What is expected
Your copy of the material below should match it exactly, except that it holds no pictures.

Data provided
......
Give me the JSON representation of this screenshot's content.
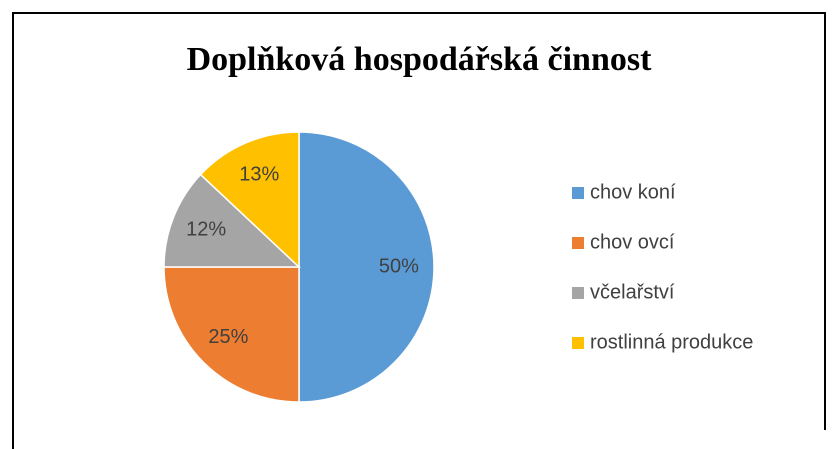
{
  "chart_data": {
    "type": "pie",
    "title": "Doplňková hospodářská činnost",
    "categories": [
      "chov koní",
      "chov ovcí",
      "včelařství",
      "rostlinná produkce"
    ],
    "values": [
      50,
      25,
      12,
      13
    ],
    "value_labels": [
      "50%",
      "25%",
      "12%",
      "13%"
    ],
    "colors": [
      "#5b9bd5",
      "#ed7d31",
      "#a5a5a5",
      "#ffc000"
    ],
    "legend": "right"
  }
}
......
Correct answer
Give me the JSON representation of this screenshot's content.
{
  "chart_data": {
    "type": "pie",
    "title": "Doplňková hospodářská činnost",
    "categories": [
      "chov koní",
      "chov ovcí",
      "včelařství",
      "rostlinná produkce"
    ],
    "values": [
      50,
      25,
      12,
      13
    ],
    "value_labels": [
      "50%",
      "25%",
      "12%",
      "13%"
    ],
    "colors": [
      "#5b9bd5",
      "#ed7d31",
      "#a5a5a5",
      "#ffc000"
    ],
    "legend": "right"
  }
}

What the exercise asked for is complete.